[Do this]
Check each line of the records below for the word "Options" and copy those where it appears.

[Supplied data]
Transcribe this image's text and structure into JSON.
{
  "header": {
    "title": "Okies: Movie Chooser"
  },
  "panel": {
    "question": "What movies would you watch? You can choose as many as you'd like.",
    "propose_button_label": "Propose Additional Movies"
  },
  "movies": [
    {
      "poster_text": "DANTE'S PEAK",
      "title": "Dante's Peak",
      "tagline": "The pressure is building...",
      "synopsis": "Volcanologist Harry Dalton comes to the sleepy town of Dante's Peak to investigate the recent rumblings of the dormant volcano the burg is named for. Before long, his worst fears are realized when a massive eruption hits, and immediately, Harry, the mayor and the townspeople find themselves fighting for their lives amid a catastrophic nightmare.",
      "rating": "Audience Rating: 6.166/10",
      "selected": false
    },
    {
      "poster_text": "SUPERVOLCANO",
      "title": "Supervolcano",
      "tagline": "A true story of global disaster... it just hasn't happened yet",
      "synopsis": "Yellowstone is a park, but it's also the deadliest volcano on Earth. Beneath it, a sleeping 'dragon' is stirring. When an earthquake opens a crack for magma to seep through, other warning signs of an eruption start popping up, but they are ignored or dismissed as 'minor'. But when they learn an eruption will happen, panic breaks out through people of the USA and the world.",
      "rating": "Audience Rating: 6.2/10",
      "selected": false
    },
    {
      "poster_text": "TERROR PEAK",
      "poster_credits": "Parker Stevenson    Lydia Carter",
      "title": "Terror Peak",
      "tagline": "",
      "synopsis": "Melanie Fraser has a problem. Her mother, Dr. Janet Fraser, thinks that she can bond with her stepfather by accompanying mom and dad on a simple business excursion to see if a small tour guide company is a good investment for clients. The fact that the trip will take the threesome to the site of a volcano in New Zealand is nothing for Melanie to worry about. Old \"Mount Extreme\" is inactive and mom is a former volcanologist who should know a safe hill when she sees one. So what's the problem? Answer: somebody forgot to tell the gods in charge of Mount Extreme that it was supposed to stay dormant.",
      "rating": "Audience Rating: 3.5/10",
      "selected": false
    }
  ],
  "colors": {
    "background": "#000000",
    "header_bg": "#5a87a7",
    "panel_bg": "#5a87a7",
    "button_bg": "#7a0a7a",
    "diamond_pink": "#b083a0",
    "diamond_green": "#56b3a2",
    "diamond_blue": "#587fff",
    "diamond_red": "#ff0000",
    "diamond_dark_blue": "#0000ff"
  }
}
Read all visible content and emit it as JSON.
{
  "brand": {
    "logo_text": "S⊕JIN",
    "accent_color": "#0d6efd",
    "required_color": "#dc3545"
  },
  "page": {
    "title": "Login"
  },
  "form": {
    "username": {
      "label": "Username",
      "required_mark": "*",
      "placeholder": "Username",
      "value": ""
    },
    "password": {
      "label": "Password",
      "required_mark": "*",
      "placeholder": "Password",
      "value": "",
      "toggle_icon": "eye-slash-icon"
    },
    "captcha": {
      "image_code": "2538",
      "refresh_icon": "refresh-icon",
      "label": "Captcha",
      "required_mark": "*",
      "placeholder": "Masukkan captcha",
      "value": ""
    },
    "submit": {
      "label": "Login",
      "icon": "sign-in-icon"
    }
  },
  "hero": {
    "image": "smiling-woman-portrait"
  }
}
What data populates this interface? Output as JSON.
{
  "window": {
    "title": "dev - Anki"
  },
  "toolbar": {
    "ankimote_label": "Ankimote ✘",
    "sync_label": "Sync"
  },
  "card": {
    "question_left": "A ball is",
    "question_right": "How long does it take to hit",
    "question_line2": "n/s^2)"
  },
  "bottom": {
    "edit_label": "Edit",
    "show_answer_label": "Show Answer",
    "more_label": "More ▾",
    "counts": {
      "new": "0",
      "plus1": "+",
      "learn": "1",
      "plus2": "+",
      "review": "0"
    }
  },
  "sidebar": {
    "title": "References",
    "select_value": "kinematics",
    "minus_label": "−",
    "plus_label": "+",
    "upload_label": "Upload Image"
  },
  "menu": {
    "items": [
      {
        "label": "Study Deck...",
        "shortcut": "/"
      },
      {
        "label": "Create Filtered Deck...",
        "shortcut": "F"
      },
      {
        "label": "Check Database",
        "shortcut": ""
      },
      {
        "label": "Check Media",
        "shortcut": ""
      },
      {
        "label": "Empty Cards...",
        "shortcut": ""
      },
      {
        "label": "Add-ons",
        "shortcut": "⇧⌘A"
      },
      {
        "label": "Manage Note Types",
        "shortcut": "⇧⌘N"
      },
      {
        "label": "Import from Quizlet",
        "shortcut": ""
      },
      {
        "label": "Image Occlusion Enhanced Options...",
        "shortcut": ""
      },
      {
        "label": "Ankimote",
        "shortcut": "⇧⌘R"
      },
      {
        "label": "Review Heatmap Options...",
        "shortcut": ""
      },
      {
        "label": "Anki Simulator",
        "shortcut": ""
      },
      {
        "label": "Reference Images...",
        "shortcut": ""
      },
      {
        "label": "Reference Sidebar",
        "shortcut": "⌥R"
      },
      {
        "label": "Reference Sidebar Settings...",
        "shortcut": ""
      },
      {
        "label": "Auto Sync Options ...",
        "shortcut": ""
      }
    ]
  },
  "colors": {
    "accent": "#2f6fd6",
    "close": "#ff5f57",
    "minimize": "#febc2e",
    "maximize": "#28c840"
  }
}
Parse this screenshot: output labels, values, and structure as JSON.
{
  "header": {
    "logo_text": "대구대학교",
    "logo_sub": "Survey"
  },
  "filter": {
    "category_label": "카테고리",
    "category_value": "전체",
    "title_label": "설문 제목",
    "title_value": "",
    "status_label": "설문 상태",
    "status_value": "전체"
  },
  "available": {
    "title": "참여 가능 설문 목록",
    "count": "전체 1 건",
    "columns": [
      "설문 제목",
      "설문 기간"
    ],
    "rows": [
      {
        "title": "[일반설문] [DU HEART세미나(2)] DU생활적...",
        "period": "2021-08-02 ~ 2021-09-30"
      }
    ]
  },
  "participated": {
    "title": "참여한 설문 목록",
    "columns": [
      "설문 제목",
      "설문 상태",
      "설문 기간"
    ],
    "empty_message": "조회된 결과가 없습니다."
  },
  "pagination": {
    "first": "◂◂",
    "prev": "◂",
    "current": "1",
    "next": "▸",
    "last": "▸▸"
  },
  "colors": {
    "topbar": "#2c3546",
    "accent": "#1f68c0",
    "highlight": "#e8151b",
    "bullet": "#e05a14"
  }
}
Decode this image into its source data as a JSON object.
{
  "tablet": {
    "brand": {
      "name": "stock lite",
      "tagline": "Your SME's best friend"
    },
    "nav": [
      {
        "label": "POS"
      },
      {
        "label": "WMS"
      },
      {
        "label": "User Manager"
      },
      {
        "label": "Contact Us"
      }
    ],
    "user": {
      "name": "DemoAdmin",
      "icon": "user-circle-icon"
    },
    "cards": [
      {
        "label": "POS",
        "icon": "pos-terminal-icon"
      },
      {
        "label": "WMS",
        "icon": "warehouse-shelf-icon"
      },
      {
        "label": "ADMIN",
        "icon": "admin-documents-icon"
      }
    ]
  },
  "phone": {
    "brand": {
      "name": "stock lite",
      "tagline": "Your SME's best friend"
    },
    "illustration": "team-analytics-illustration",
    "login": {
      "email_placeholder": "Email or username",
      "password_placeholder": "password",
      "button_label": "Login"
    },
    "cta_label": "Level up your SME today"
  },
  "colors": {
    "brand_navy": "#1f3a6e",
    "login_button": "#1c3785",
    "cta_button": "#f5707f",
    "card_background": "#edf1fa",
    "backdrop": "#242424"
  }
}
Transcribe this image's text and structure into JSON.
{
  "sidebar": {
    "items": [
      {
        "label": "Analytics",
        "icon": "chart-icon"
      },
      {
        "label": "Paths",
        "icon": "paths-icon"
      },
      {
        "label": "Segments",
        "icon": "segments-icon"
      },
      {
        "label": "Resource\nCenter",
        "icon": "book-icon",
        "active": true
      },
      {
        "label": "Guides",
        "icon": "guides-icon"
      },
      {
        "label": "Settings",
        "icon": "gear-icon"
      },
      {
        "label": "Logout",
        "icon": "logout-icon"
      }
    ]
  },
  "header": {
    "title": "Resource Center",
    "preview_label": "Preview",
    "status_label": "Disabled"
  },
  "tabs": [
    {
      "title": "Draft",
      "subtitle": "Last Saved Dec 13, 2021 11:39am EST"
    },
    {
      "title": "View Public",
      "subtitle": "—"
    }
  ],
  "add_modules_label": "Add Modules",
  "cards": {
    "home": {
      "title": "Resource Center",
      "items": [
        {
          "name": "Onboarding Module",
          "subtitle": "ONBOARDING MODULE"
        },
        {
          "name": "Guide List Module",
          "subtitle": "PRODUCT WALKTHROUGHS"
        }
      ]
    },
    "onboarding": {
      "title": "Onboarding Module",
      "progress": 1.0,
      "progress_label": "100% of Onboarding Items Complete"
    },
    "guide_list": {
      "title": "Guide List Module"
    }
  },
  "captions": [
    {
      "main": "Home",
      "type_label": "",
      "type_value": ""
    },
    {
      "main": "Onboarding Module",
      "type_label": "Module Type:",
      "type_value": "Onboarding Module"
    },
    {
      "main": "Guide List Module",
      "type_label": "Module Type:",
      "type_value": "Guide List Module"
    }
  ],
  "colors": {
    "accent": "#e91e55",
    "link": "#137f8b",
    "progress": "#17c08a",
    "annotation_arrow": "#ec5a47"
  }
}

[Result for this task]
        "label": "Image Occlusion Enhanced Options...",
        "label": "Review Heatmap Options...",
        "label": "Auto Sync Options ...",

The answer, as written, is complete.